---------- Stored rows ----------

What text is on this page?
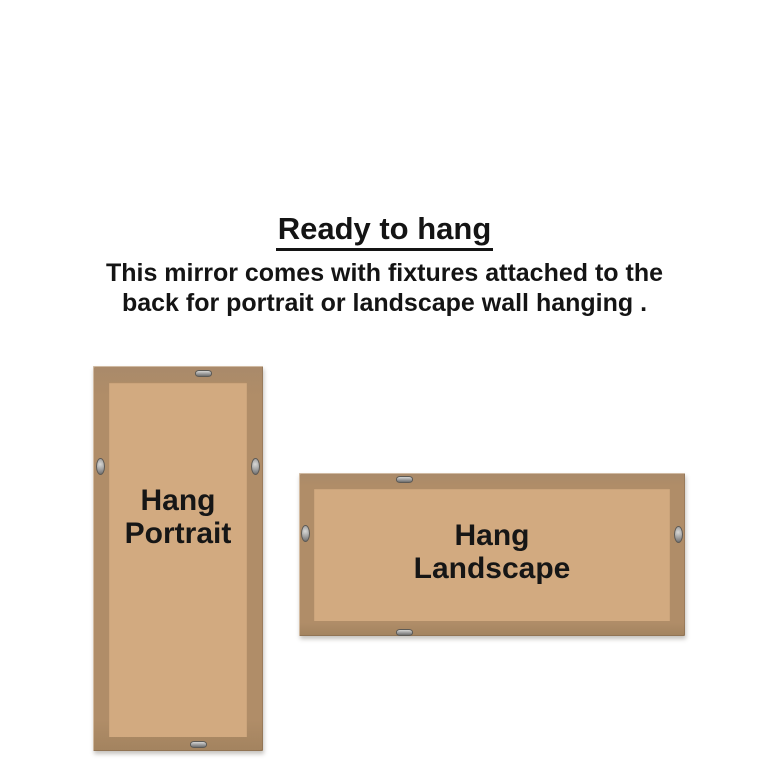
Ready to hang
This mirror comes with fixtures attached to the
back for portrait or landscape wall hanging .
Hang
Portrait	Hang
Landscape
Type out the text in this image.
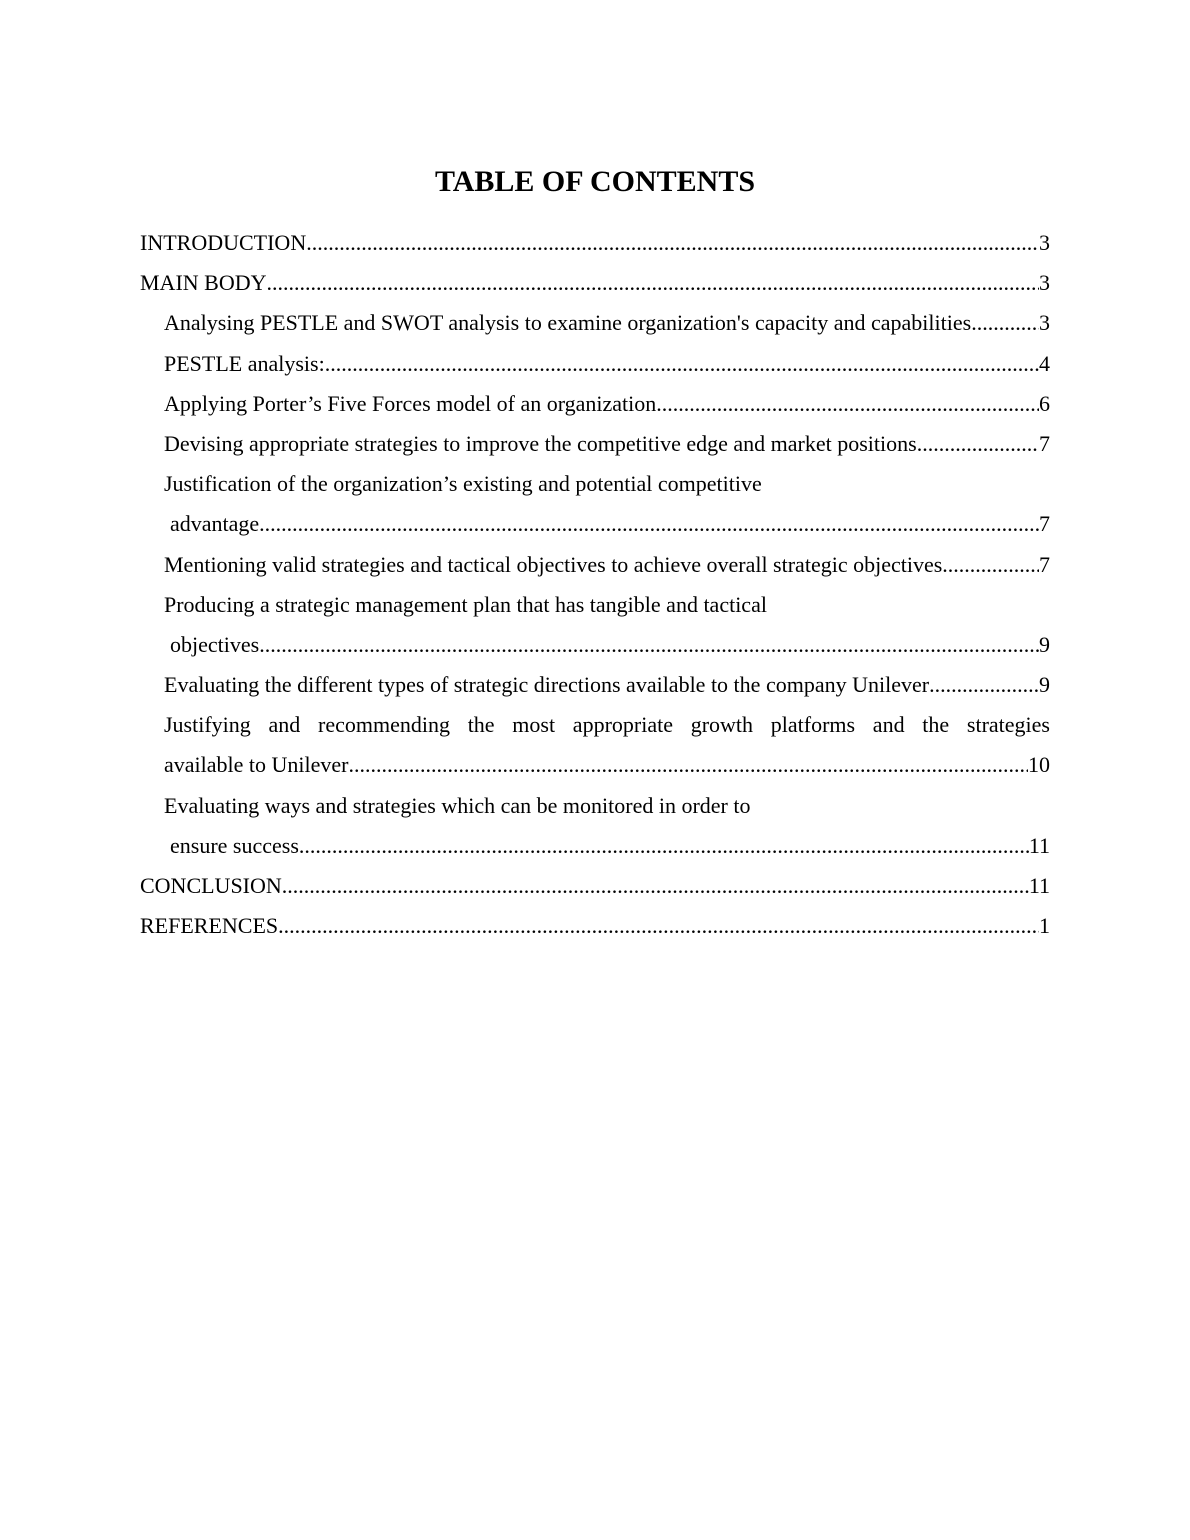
TABLE OF CONTENTS
INTRODUCTION .....	3
MAIN BODY .....	3
Analysing PESTLE and SWOT analysis to examine organization's capacity and capabilities .....	3
PESTLE analysis: .....	4
Applying Porter’s Five Forces model of an organization .....	6
Devising appropriate strategies to improve the competitive edge and market positions .....	7
Justification of the organization’s existing and potential competitive
advantage .....	7
Mentioning valid strategies and tactical objectives to achieve overall strategic objectives .....	7
Producing a strategic management plan that has tangible and tactical
objectives .....	9
Evaluating the different types of strategic directions available to the company Unilever .....	9
Justifying and recommending the most appropriate growth platforms and the strategies
available to Unilever .....	10
Evaluating ways and strategies which can be monitored in order to
ensure success .....	11
CONCLUSION .....	11
REFERENCES .....	1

----------

(Problem to work on):
Write the full listing out again with every line unchanged, but include no pictures.

(Response to this exercise):
What text is on this page?
Ready to hang
This mirror comes with fixtures attached to the
back for portrait or landscape wall hanging .
Hang
Portrait	Hang
Landscape
Type out the text in this image.
TABLE OF CONTENTS
INTRODUCTION .....	3
MAIN BODY .....	3
Analysing PESTLE and SWOT analysis to examine organization's capacity and capabilities .....	3
PESTLE analysis: .....	4
Applying Porter’s Five Forces model of an organization .....	6
Devising appropriate strategies to improve the competitive edge and market positions .....	7
Justification of the organization’s existing and potential competitive
advantage .....	7
Mentioning valid strategies and tactical objectives to achieve overall strategic objectives .....	7
Producing a strategic management plan that has tangible and tactical
objectives .....	9
Evaluating the different types of strategic directions available to the company Unilever .....	9
Justifying and recommending the most appropriate growth platforms and the strategies
available to Unilever .....	10
Evaluating ways and strategies which can be monitored in order to
ensure success .....	11
CONCLUSION .....	11
REFERENCES .....	1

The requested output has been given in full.